Make an exact copy of all the material below, apart from the pictures.

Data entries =
begin

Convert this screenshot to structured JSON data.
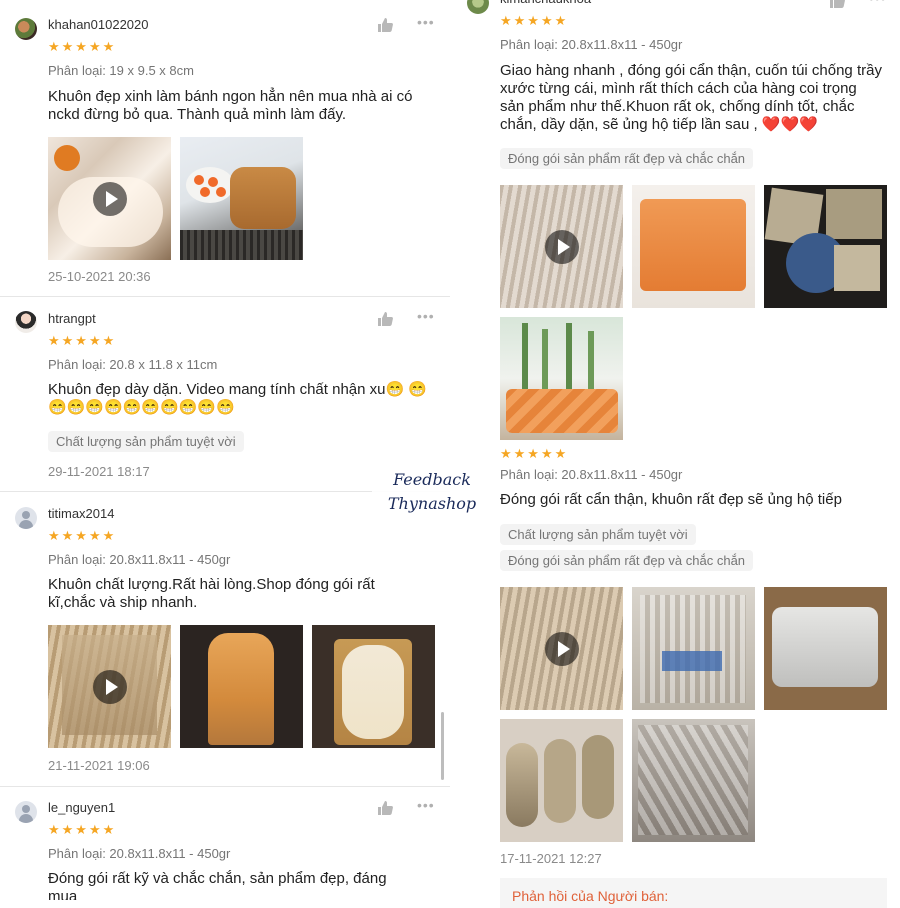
{
  "watermark": {
    "line1": "Feedback",
    "line2": "Thynashop"
  },
  "left_reviews": [
    {
      "username": "khahan01022020",
      "stars": "★★★★★",
      "variant": "Phân loại: 19 x 9.5 x 8cm",
      "text": "Khuôn đẹp xinh làm bánh ngon hẳn nên mua nhà ai có nckd đừng bỏ qua. Thành quả mình làm đấy.",
      "date": "25-10-2021 20:36"
    },
    {
      "username": "htrangpt",
      "stars": "★★★★★",
      "variant": "Phân loại: 20.8 x 11.8 x 11cm",
      "text": "Khuôn đẹp dày dặn. Video mang tính chất nhận xu😁 😁😁😁😁😁😁😁😁😁😁😁",
      "chip": "Chất lượng sản phẩm tuyệt vời",
      "date": "29-11-2021 18:17"
    },
    {
      "username": "titimax2014",
      "stars": "★★★★★",
      "variant": "Phân loại: 20.8x11.8x11 - 450gr",
      "text": "Khuôn chất lượng.Rất hài lòng.Shop đóng gói rất kĩ,chắc và ship nhanh.",
      "date": "21-11-2021 19:06"
    },
    {
      "username": "le_nguyen1",
      "stars": "★★★★★",
      "variant": "Phân loại: 20.8x11.8x11 - 450gr",
      "text": "Đóng gói rất kỹ và chắc chắn, sản phẩm đẹp, đáng mua"
    }
  ],
  "right_reviews": [
    {
      "username": "kimanchaukhoa",
      "stars": "★★★★★",
      "variant": "Phân loại: 20.8x11.8x11 - 450gr",
      "text": "Giao hàng nhanh , đóng gói cẩn thận, cuốn túi chống trầy xước từng cái, mình rất thích cách của hàng coi trọng sản phẩm như thế.Khuon rất ok, chống dính tốt, chắc chắn, dầy dặn, sẽ ủng hộ tiếp lần sau , ❤️❤️❤️",
      "chip": "Đóng gói sản phẩm rất đẹp và chắc chắn"
    },
    {
      "stars": "★★★★★",
      "variant": "Phân loại: 20.8x11.8x11 - 450gr",
      "text": "Đóng gói rất cẩn thận, khuôn rất đẹp sẽ ủng hộ tiếp",
      "chip1": "Chất lượng sản phẩm tuyệt vời",
      "chip2": "Đóng gói sản phẩm rất đẹp và chắc chắn",
      "date": "17-11-2021 12:27"
    }
  ],
  "seller_reply": {
    "label": "Phản hồi của Người bán:"
  },
  "icons": {
    "like": "thumbs-up-icon",
    "more": "more-dots-icon",
    "play": "play-icon"
  }
}
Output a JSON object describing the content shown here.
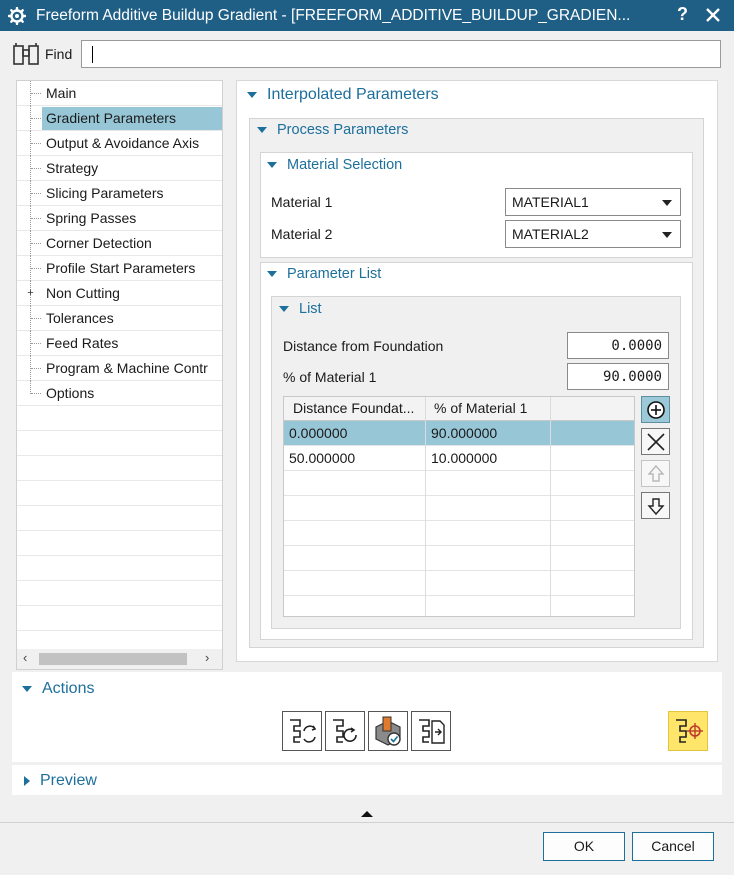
{
  "window": {
    "title": "Freeform Additive Buildup Gradient - [FREEFORM_ADDITIVE_BUILDUP_GRADIEN...",
    "help_label": "?",
    "title_icon": "gear-icon",
    "close_icon": "close-icon",
    "accent_color": "#1f5f86"
  },
  "find": {
    "label": "Find",
    "value": "",
    "icon": "binoculars-icon"
  },
  "nav": {
    "items": [
      {
        "label": "Main"
      },
      {
        "label": "Gradient Parameters",
        "selected": true
      },
      {
        "label": "Output & Avoidance Axis"
      },
      {
        "label": "Strategy"
      },
      {
        "label": "Slicing Parameters"
      },
      {
        "label": "Spring Passes"
      },
      {
        "label": "Corner Detection"
      },
      {
        "label": "Profile Start Parameters"
      },
      {
        "label": "Non Cutting",
        "expandable": true
      },
      {
        "label": "Tolerances"
      },
      {
        "label": "Feed Rates"
      },
      {
        "label": "Program & Machine Contr"
      },
      {
        "label": "Options"
      }
    ],
    "scroll_left": "‹",
    "scroll_right": "›"
  },
  "interpolated": {
    "title": "Interpolated Parameters",
    "process": {
      "title": "Process Parameters",
      "material_selection": {
        "title": "Material Selection",
        "material1_label": "Material 1",
        "material1_value": "MATERIAL1",
        "material2_label": "Material 2",
        "material2_value": "MATERIAL2"
      },
      "parameter_list": {
        "title": "Parameter List",
        "list": {
          "title": "List",
          "distance_label": "Distance from Foundation",
          "distance_value": "0.0000",
          "percent_label": "% of Material 1",
          "percent_value": "90.0000",
          "columns": [
            "Distance Foundat...",
            "% of Material 1",
            ""
          ],
          "rows": [
            [
              "0.000000",
              "90.000000",
              ""
            ],
            [
              "50.000000",
              "10.000000",
              ""
            ]
          ],
          "buttons": {
            "add": "add-circle-icon",
            "remove": "remove-x-icon",
            "move_up": "arrow-up-icon",
            "move_down": "arrow-down-icon"
          }
        }
      }
    }
  },
  "actions": {
    "title": "Actions",
    "buttons": [
      "generate-icon",
      "replay-icon",
      "verify-icon",
      "list-icon",
      "display-icon"
    ]
  },
  "preview": {
    "title": "Preview"
  },
  "dialog": {
    "ok_label": "OK",
    "cancel_label": "Cancel"
  }
}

end

Task output =
Convert this screenshot to structured JSON data.
{
  "watermark": {
    "line1": "Feedback",
    "line2": "Thynashop"
  },
  "left_reviews": [
    {
      "username": "khahan01022020",
      "stars": "★★★★★",
      "variant": "Phân loại: 19 x 9.5 x 8cm",
      "text": "Khuôn đẹp xinh làm bánh ngon hẳn nên mua nhà ai có nckd đừng bỏ qua. Thành quả mình làm đấy.",
      "date": "25-10-2021 20:36"
    },
    {
      "username": "htrangpt",
      "stars": "★★★★★",
      "variant": "Phân loại: 20.8 x 11.8 x 11cm",
      "text": "Khuôn đẹp dày dặn. Video mang tính chất nhận xu😁 😁😁😁😁😁😁😁😁😁😁😁",
      "chip": "Chất lượng sản phẩm tuyệt vời",
      "date": "29-11-2021 18:17"
    },
    {
      "username": "titimax2014",
      "stars": "★★★★★",
      "variant": "Phân loại: 20.8x11.8x11 - 450gr",
      "text": "Khuôn chất lượng.Rất hài lòng.Shop đóng gói rất kĩ,chắc và ship nhanh.",
      "date": "21-11-2021 19:06"
    },
    {
      "username": "le_nguyen1",
      "stars": "★★★★★",
      "variant": "Phân loại: 20.8x11.8x11 - 450gr",
      "text": "Đóng gói rất kỹ và chắc chắn, sản phẩm đẹp, đáng mua"
    }
  ],
  "right_reviews": [
    {
      "username": "kimanchaukhoa",
      "stars": "★★★★★",
      "variant": "Phân loại: 20.8x11.8x11 - 450gr",
      "text": "Giao hàng nhanh , đóng gói cẩn thận, cuốn túi chống trầy xước từng cái, mình rất thích cách của hàng coi trọng sản phẩm như thế.Khuon rất ok, chống dính tốt, chắc chắn, dầy dặn, sẽ ủng hộ tiếp lần sau , ❤️❤️❤️",
      "chip": "Đóng gói sản phẩm rất đẹp và chắc chắn"
    },
    {
      "stars": "★★★★★",
      "variant": "Phân loại: 20.8x11.8x11 - 450gr",
      "text": "Đóng gói rất cẩn thận, khuôn rất đẹp sẽ ủng hộ tiếp",
      "chip1": "Chất lượng sản phẩm tuyệt vời",
      "chip2": "Đóng gói sản phẩm rất đẹp và chắc chắn",
      "date": "17-11-2021 12:27"
    }
  ],
  "seller_reply": {
    "label": "Phản hồi của Người bán:"
  },
  "icons": {
    "like": "thumbs-up-icon",
    "more": "more-dots-icon",
    "play": "play-icon"
  }
}
Output a JSON object describing the content shown here.
{
  "window": {
    "title": "Freeform Additive Buildup Gradient - [FREEFORM_ADDITIVE_BUILDUP_GRADIEN...",
    "help_label": "?",
    "title_icon": "gear-icon",
    "close_icon": "close-icon",
    "accent_color": "#1f5f86"
  },
  "find": {
    "label": "Find",
    "value": "",
    "icon": "binoculars-icon"
  },
  "nav": {
    "items": [
      {
        "label": "Main"
      },
      {
        "label": "Gradient Parameters",
        "selected": true
      },
      {
        "label": "Output & Avoidance Axis"
      },
      {
        "label": "Strategy"
      },
      {
        "label": "Slicing Parameters"
      },
      {
        "label": "Spring Passes"
      },
      {
        "label": "Corner Detection"
      },
      {
        "label": "Profile Start Parameters"
      },
      {
        "label": "Non Cutting",
        "expandable": true
      },
      {
        "label": "Tolerances"
      },
      {
        "label": "Feed Rates"
      },
      {
        "label": "Program & Machine Contr"
      },
      {
        "label": "Options"
      }
    ],
    "scroll_left": "‹",
    "scroll_right": "›"
  },
  "interpolated": {
    "title": "Interpolated Parameters",
    "process": {
      "title": "Process Parameters",
      "material_selection": {
        "title": "Material Selection",
        "material1_label": "Material 1",
        "material1_value": "MATERIAL1",
        "material2_label": "Material 2",
        "material2_value": "MATERIAL2"
      },
      "parameter_list": {
        "title": "Parameter List",
        "list": {
          "title": "List",
          "distance_label": "Distance from Foundation",
          "distance_value": "0.0000",
          "percent_label": "% of Material 1",
          "percent_value": "90.0000",
          "columns": [
            "Distance Foundat...",
            "% of Material 1",
            ""
          ],
          "rows": [
            [
              "0.000000",
              "90.000000",
              ""
            ],
            [
              "50.000000",
              "10.000000",
              ""
            ]
          ],
          "buttons": {
            "add": "add-circle-icon",
            "remove": "remove-x-icon",
            "move_up": "arrow-up-icon",
            "move_down": "arrow-down-icon"
          }
        }
      }
    }
  },
  "actions": {
    "title": "Actions",
    "buttons": [
      "generate-icon",
      "replay-icon",
      "verify-icon",
      "list-icon",
      "display-icon"
    ]
  },
  "preview": {
    "title": "Preview"
  },
  "dialog": {
    "ok_label": "OK",
    "cancel_label": "Cancel"
  }
}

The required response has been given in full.